— Task statement —
Line by line, the entries below are to be reproduced unaltered.

— The data —
+===+

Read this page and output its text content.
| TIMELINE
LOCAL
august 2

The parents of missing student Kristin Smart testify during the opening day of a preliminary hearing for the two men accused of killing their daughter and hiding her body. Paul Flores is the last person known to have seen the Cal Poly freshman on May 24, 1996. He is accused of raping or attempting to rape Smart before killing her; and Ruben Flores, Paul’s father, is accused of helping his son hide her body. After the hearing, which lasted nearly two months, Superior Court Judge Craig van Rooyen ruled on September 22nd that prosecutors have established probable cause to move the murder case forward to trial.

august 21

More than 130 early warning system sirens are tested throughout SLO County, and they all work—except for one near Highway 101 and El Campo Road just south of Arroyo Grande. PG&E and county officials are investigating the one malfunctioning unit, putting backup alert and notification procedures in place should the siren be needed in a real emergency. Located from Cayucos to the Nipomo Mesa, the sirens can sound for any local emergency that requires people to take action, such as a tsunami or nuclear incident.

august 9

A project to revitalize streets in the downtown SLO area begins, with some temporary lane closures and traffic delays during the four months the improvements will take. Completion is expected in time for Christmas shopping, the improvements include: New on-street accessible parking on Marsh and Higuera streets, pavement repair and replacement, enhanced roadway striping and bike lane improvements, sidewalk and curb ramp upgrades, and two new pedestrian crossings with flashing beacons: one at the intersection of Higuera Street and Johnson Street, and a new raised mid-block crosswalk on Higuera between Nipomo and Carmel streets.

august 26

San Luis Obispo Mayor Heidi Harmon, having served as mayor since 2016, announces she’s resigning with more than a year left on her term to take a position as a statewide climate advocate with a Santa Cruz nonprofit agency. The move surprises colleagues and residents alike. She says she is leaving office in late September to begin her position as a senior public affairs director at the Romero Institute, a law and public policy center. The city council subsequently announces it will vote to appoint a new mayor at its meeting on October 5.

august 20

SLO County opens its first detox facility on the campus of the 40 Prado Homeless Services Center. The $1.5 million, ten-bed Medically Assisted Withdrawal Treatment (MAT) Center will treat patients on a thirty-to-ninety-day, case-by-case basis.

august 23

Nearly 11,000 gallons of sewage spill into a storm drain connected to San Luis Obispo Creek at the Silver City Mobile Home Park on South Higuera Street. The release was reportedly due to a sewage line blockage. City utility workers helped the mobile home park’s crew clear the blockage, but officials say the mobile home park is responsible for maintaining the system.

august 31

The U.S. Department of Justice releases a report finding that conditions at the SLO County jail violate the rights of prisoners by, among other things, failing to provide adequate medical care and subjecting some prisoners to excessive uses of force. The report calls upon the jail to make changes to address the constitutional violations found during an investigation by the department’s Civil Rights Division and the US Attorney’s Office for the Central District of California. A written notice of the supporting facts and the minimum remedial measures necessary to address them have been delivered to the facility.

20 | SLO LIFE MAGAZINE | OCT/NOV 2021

+===+

— Task response —
Read this page and output its text content.
| TIMELINE
LOCAL
august 2

The parents of missing student Kristin Smart testify during the opening day of a preliminary hearing for the two men accused of killing their daughter and hiding her body. Paul Flores is the last person known to have seen the Cal Poly freshman on May 24, 1996. He is accused of raping or attempting to rape Smart before killing her; and Ruben Flores, Paul’s father, is accused of helping his son hide her body. After the hearing, which lasted nearly two months, Superior Court Judge Craig van Rooyen ruled on September 22nd that prosecutors have established probable cause to move the murder case forward to trial.

august 21

More than 130 early warning system sirens are tested throughout SLO County, and they all work—except for one near Highway 101 and El Campo Road just south of Arroyo Grande. PG&E and county officials are investigating the one malfunctioning unit, putting backup alert and notification procedures in place should the siren be needed in a real emergency. Located from Cayucos to the Nipomo Mesa, the sirens can sound for any local emergency that requires people to take action, such as a tsunami or nuclear incident.

august 9

A project to revitalize streets in the downtown SLO area begins, with some temporary lane closures and traffic delays during the four months the improvements will take. Completion is expected in time for Christmas shopping, the improvements include: New on-street accessible parking on Marsh and Higuera streets, pavement repair and replacement, enhanced roadway striping and bike lane improvements, sidewalk and curb ramp upgrades, and two new pedestrian crossings with flashing beacons: one at the intersection of Higuera Street and Johnson Street, and a new raised mid-block crosswalk on Higuera between Nipomo and Carmel streets.

august 26

San Luis Obispo Mayor Heidi Harmon, having served as mayor since 2016, announces she’s resigning with more than a year left on her term to take a position as a statewide climate advocate with a Santa Cruz nonprofit agency. The move surprises colleagues and residents alike. She says she is leaving office in late September to begin her position as a senior public affairs director at the Romero Institute, a law and public policy center. The city council subsequently announces it will vote to appoint a new mayor at its meeting on October 5.

august 20

SLO County opens its first detox facility on the campus of the 40 Prado Homeless Services Center. The $1.5 million, ten-bed Medically Assisted Withdrawal Treatment (MAT) Center will treat patients on a thirty-to-ninety-day, case-by-case basis.

august 23

Nearly 11,000 gallons of sewage spill into a storm drain connected to San Luis Obispo Creek at the Silver City Mobile Home Park on South Higuera Street. The release was reportedly due to a sewage line blockage. City utility workers helped the mobile home park’s crew clear the blockage, but officials say the mobile home park is responsible for maintaining the system.

august 31

The U.S. Department of Justice releases a report finding that conditions at the SLO County jail violate the rights of prisoners by, among other things, failing to provide adequate medical care and subjecting some prisoners to excessive uses of force. The report calls upon the jail to make changes to address the constitutional violations found during an investigation by the department’s Civil Rights Division and the US Attorney’s Office for the Central District of California. A written notice of the supporting facts and the minimum remedial measures necessary to address them have been delivered to the facility.

20 | SLO LIFE MAGAZINE | OCT/NOV 2021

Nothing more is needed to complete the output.